## begin

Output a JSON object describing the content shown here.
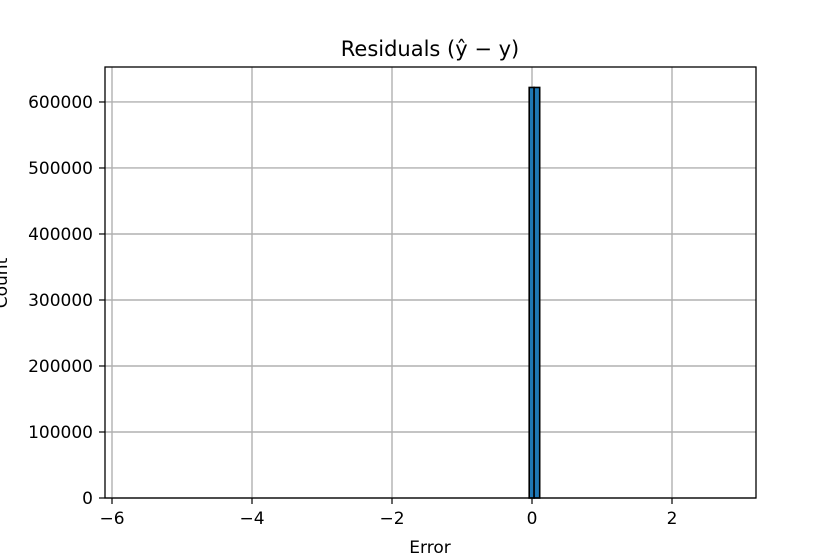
{
  "chart_data": {
    "type": "bar",
    "title": "Residuals (ŷ − y)",
    "xlabel": "Error",
    "ylabel": "Count",
    "xlim": [
      -6.1,
      3.2
    ],
    "ylim": [
      0,
      653000
    ],
    "xticks": [
      -6,
      -4,
      -2,
      0,
      2
    ],
    "xtick_labels": [
      "−6",
      "−4",
      "−2",
      "0",
      "2"
    ],
    "yticks": [
      0,
      100000,
      200000,
      300000,
      400000,
      500000,
      600000
    ],
    "ytick_labels": [
      "0",
      "100000",
      "200000",
      "300000",
      "400000",
      "500000",
      "600000"
    ],
    "grid": true,
    "legend": "none",
    "bar_color": "#1f77b4",
    "edge_color": "#000000",
    "bins": [
      {
        "x0": -0.04,
        "x1": 0.03,
        "value": 622000
      },
      {
        "x0": 0.03,
        "x1": 0.11,
        "value": 622000
      }
    ]
  }
}
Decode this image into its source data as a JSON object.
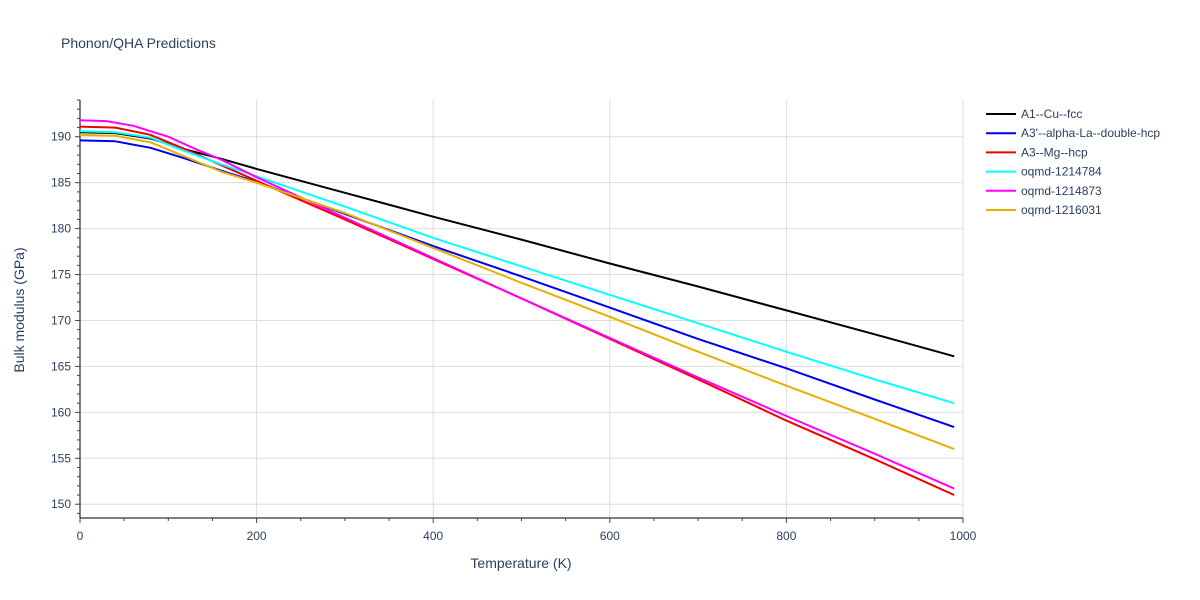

## end

▶ _GIVEN REQUEST_
Copy out each record shown above without alteration, skipping any picture.

▶ _THE RESULT_
Output a JSON object describing the content shown here.
{
  "chart_data": {
    "type": "bar",
    "title": "Residuals (ŷ − y)",
    "xlabel": "Error",
    "ylabel": "Count",
    "xlim": [
      -6.1,
      3.2
    ],
    "ylim": [
      0,
      653000
    ],
    "xticks": [
      -6,
      -4,
      -2,
      0,
      2
    ],
    "xtick_labels": [
      "−6",
      "−4",
      "−2",
      "0",
      "2"
    ],
    "yticks": [
      0,
      100000,
      200000,
      300000,
      400000,
      500000,
      600000
    ],
    "ytick_labels": [
      "0",
      "100000",
      "200000",
      "300000",
      "400000",
      "500000",
      "600000"
    ],
    "grid": true,
    "legend": "none",
    "bar_color": "#1f77b4",
    "edge_color": "#000000",
    "bins": [
      {
        "x0": -0.04,
        "x1": 0.03,
        "value": 622000
      },
      {
        "x0": 0.03,
        "x1": 0.11,
        "value": 622000
      }
    ]
  }
}
Decode this image into its source data as a JSON object.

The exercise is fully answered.